**Given exercise**
Quote every entry word for word.

'''

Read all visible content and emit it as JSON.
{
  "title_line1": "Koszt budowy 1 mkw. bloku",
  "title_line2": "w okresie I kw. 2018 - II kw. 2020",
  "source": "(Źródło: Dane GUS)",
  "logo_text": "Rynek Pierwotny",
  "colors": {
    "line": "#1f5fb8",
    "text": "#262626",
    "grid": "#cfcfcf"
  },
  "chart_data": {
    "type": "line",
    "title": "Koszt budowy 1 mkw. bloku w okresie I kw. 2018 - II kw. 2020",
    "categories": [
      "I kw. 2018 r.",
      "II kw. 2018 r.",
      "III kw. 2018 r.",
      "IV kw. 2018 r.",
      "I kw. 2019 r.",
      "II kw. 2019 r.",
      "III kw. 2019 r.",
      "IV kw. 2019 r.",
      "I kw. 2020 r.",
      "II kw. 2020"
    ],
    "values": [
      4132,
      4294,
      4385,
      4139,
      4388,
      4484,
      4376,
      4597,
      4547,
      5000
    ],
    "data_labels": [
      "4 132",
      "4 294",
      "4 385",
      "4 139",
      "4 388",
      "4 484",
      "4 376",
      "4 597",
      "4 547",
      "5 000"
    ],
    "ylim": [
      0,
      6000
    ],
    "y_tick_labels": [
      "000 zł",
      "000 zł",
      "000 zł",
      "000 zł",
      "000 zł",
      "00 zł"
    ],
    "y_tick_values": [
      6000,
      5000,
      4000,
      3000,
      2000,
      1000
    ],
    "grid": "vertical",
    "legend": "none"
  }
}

'''

**Correct response**
Read all visible content and emit it as JSON.
{
  "title_line1": "Koszt budowy 1 mkw. bloku",
  "title_line2": "w okresie I kw. 2018 - II kw. 2020",
  "source": "(Źródło: Dane GUS)",
  "logo_text": "Rynek Pierwotny",
  "colors": {
    "line": "#1f5fb8",
    "text": "#262626",
    "grid": "#cfcfcf"
  },
  "chart_data": {
    "type": "line",
    "title": "Koszt budowy 1 mkw. bloku w okresie I kw. 2018 - II kw. 2020",
    "categories": [
      "I kw. 2018 r.",
      "II kw. 2018 r.",
      "III kw. 2018 r.",
      "IV kw. 2018 r.",
      "I kw. 2019 r.",
      "II kw. 2019 r.",
      "III kw. 2019 r.",
      "IV kw. 2019 r.",
      "I kw. 2020 r.",
      "II kw. 2020"
    ],
    "values": [
      4132,
      4294,
      4385,
      4139,
      4388,
      4484,
      4376,
      4597,
      4547,
      5000
    ],
    "data_labels": [
      "4 132",
      "4 294",
      "4 385",
      "4 139",
      "4 388",
      "4 484",
      "4 376",
      "4 597",
      "4 547",
      "5 000"
    ],
    "ylim": [
      0,
      6000
    ],
    "y_tick_labels": [
      "000 zł",
      "000 zł",
      "000 zł",
      "000 zł",
      "000 zł",
      "00 zł"
    ],
    "y_tick_values": [
      6000,
      5000,
      4000,
      3000,
      2000,
      1000
    ],
    "grid": "vertical",
    "legend": "none"
  }
}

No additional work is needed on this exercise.